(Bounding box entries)
+---+
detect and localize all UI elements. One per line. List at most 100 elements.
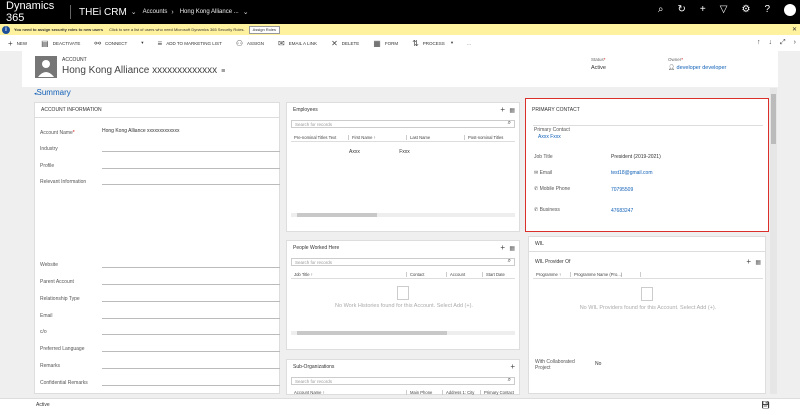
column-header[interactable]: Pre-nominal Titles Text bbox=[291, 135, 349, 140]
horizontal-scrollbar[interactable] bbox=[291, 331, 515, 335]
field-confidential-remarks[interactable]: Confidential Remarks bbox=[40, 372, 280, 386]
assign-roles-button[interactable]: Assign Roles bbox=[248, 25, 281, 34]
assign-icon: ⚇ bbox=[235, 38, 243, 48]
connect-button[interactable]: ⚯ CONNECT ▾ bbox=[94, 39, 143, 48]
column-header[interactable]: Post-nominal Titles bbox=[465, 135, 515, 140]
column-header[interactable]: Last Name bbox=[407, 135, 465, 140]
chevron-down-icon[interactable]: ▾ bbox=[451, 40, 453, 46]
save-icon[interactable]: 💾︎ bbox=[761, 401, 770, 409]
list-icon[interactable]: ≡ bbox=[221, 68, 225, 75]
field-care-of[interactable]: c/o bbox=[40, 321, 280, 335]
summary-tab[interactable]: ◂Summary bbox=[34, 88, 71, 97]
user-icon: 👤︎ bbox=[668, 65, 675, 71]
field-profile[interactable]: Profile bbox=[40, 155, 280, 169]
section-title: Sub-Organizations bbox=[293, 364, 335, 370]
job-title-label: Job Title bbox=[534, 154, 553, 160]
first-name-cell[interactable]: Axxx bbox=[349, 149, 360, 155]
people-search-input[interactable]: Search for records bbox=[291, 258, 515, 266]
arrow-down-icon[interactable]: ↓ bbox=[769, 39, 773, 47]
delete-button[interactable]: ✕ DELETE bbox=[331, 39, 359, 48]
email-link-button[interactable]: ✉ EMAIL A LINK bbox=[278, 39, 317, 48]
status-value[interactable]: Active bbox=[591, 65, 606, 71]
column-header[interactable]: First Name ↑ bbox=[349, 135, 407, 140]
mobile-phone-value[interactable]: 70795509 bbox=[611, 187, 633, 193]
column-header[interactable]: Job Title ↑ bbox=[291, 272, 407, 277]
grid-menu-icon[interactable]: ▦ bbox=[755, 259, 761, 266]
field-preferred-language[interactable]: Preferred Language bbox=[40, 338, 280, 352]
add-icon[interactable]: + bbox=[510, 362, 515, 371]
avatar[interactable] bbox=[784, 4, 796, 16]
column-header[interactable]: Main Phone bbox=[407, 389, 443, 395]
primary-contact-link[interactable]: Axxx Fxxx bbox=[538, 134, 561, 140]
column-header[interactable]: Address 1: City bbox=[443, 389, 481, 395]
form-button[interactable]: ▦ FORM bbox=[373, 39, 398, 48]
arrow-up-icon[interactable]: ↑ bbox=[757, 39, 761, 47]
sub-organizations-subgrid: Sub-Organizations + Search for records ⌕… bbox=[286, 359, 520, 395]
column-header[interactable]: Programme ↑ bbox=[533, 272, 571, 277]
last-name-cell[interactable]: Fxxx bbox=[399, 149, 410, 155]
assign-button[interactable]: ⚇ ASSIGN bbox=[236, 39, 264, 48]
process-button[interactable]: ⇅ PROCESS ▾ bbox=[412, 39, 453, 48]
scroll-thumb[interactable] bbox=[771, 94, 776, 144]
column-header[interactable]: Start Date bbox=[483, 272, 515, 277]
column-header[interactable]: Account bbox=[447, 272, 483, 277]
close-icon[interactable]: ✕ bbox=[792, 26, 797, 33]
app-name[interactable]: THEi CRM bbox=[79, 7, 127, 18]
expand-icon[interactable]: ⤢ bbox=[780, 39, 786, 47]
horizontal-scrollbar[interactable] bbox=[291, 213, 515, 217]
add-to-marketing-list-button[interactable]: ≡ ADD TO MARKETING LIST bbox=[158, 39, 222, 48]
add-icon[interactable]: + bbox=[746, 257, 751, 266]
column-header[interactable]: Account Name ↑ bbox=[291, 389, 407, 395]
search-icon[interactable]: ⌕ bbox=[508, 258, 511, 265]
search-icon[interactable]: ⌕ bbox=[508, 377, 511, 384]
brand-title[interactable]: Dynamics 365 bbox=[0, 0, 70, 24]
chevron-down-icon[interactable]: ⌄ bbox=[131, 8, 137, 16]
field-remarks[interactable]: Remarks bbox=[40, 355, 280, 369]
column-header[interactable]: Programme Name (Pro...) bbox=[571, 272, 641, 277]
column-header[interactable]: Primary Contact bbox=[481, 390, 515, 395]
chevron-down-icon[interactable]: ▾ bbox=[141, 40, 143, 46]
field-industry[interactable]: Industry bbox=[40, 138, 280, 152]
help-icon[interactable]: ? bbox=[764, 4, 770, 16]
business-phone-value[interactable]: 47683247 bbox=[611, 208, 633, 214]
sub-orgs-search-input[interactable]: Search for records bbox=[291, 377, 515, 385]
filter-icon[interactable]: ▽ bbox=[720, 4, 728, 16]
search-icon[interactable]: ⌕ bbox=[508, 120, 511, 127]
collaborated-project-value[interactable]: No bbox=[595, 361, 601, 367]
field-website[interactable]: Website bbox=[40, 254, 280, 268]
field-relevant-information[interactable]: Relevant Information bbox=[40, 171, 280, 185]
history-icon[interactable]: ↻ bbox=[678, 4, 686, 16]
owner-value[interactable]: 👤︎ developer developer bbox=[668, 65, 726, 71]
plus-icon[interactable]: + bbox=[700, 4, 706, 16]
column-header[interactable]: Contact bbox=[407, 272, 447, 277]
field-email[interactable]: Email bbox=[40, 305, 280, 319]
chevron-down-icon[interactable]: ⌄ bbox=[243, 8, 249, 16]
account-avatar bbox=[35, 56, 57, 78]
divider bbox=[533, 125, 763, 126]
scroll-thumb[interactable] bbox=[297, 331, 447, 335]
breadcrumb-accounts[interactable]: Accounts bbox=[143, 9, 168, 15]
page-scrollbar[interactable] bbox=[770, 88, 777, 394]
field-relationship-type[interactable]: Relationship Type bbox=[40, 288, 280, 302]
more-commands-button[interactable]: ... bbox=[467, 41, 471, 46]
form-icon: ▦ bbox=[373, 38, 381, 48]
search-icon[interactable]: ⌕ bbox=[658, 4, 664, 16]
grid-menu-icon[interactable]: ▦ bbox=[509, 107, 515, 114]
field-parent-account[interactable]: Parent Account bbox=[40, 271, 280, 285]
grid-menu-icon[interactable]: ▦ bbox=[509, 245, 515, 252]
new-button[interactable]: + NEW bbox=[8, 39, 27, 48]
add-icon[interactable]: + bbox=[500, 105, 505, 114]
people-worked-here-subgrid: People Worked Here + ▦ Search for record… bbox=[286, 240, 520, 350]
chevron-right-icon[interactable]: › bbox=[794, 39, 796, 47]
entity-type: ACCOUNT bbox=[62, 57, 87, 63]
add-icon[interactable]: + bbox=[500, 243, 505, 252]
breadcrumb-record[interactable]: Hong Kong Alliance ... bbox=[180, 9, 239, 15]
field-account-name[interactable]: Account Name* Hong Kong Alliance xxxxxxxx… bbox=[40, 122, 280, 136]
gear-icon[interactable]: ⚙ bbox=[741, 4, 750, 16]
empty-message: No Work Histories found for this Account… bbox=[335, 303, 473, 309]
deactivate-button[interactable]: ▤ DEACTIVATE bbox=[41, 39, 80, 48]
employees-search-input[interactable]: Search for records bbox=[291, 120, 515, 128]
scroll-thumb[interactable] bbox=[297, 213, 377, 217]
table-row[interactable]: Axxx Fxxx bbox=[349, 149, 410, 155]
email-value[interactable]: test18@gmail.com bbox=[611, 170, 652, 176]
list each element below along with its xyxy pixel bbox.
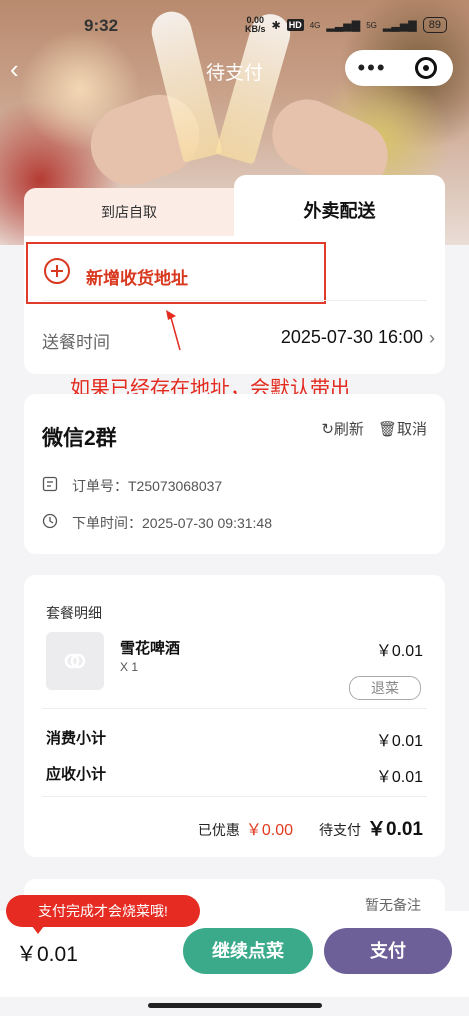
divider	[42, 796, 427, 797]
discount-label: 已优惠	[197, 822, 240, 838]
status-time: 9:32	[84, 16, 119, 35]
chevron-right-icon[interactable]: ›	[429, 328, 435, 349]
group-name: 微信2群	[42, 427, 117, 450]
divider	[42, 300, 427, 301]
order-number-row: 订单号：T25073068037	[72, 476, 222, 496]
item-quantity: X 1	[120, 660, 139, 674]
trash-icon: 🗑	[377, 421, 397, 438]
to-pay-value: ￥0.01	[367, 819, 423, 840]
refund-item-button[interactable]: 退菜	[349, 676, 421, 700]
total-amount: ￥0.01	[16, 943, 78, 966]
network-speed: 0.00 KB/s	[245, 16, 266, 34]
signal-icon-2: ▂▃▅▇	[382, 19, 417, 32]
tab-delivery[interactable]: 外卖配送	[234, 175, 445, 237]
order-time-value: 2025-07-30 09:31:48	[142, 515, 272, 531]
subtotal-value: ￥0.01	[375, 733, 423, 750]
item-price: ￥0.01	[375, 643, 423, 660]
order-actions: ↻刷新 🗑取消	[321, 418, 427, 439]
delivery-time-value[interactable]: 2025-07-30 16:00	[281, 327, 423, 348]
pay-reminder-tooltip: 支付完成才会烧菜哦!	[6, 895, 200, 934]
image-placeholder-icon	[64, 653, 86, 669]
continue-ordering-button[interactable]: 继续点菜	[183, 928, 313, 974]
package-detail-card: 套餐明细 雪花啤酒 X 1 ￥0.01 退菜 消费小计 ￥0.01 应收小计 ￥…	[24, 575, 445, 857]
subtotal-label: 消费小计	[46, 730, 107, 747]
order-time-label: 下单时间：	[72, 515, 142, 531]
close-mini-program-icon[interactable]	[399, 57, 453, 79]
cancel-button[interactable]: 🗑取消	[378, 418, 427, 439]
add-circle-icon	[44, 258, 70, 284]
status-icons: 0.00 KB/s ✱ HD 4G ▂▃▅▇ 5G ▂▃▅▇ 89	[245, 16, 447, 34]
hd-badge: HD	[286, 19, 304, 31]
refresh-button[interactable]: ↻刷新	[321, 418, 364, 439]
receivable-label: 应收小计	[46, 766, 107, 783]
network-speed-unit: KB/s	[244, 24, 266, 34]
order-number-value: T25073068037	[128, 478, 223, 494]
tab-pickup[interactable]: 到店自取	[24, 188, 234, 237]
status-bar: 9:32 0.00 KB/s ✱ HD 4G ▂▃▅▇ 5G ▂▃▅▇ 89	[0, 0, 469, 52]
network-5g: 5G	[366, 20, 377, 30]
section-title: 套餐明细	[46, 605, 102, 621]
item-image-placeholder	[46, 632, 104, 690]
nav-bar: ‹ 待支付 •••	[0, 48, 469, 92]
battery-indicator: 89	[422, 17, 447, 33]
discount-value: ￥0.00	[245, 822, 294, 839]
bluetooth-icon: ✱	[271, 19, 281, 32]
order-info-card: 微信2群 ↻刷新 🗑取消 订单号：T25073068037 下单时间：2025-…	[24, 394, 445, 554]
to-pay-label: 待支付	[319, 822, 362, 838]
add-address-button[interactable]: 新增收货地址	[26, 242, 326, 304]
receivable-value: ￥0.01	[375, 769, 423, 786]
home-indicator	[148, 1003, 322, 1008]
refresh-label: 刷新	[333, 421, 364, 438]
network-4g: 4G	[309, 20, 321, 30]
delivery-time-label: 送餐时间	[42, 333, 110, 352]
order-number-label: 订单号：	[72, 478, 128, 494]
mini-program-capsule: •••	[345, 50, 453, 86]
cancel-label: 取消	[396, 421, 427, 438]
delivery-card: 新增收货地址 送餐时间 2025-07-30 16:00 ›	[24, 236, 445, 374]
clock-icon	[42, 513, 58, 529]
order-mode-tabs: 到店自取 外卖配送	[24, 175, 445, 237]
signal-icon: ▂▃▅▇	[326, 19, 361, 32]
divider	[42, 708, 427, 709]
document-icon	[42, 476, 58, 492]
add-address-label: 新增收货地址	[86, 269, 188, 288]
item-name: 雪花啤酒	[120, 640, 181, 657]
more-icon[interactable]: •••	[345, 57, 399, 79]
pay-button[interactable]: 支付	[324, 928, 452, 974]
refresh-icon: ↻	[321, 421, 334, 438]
+---+
▸ Stated exercise
Take the part that opens with the line containing "796, 427, 797]" and closes with the line containing "19, 281, 32]", and write out only those lines again with "divider" substituted by "separator" and nothing else changed.

▸ Answer for the task
separator	[42, 796, 427, 797]
discount-label: 已优惠	[197, 822, 240, 838]
status-time: 9:32	[84, 16, 119, 35]
chevron-right-icon[interactable]: ›	[429, 328, 435, 349]
group-name: 微信2群	[42, 427, 117, 450]
separator	[42, 300, 427, 301]
order-number-row: 订单号：T25073068037	[72, 476, 222, 496]
item-quantity: X 1	[120, 660, 139, 674]
trash-icon: 🗑	[377, 421, 397, 438]
to-pay-value: ￥0.01	[367, 819, 423, 840]
refund-item-button[interactable]: 退菜	[349, 676, 421, 700]
total-amount: ￥0.01	[16, 943, 78, 966]
network-speed: 0.00 KB/s	[245, 16, 266, 34]
signal-icon-2: ▂▃▅▇	[382, 19, 417, 32]
tab-delivery[interactable]: 外卖配送	[234, 175, 445, 237]
order-time-value: 2025-07-30 09:31:48	[142, 515, 272, 531]
subtotal-value: ￥0.01	[375, 733, 423, 750]
item-price: ￥0.01	[375, 643, 423, 660]
order-actions: ↻刷新 🗑取消	[321, 418, 427, 439]
delivery-time-value[interactable]: 2025-07-30 16:00	[281, 327, 423, 348]
pay-reminder-tooltip: 支付完成才会烧菜哦!	[6, 895, 200, 934]
image-placeholder-icon	[64, 653, 86, 669]
continue-ordering-button[interactable]: 继续点菜	[183, 928, 313, 974]
package-detail-card: 套餐明细 雪花啤酒 X 1 ￥0.01 退菜 消费小计 ￥0.01 应收小计 ￥…	[24, 575, 445, 857]
subtotal-label: 消费小计	[46, 730, 107, 747]
order-time-label: 下单时间：	[72, 515, 142, 531]
close-mini-program-icon[interactable]	[399, 57, 453, 79]
cancel-button[interactable]: 🗑取消	[378, 418, 427, 439]
add-circle-icon	[44, 258, 70, 284]
status-icons: 0.00 KB/s ✱ HD 4G ▂▃▅▇ 5G ▂▃▅▇ 89	[245, 16, 447, 34]
hd-badge: HD	[286, 19, 304, 31]
refresh-button[interactable]: ↻刷新	[321, 418, 364, 439]
receivable-label: 应收小计	[46, 766, 107, 783]
network-speed-unit: KB/s	[244, 24, 266, 34]
order-number-value: T25073068037	[128, 478, 223, 494]
tab-pickup[interactable]: 到店自取	[24, 188, 234, 237]
status-bar: 9:32 0.00 KB/s ✱ HD 4G ▂▃▅▇ 5G ▂▃▅▇ 89	[0, 0, 469, 52]
network-5g: 5G	[366, 20, 377, 30]
section-title: 套餐明细	[46, 605, 102, 621]
item-image-placeholder	[46, 632, 104, 690]
nav-bar: ‹ 待支付 •••	[0, 48, 469, 92]
battery-indicator: 89	[422, 17, 447, 33]
discount-value: ￥0.00	[245, 822, 294, 839]
bluetooth-icon: ✱	[271, 19, 281, 32]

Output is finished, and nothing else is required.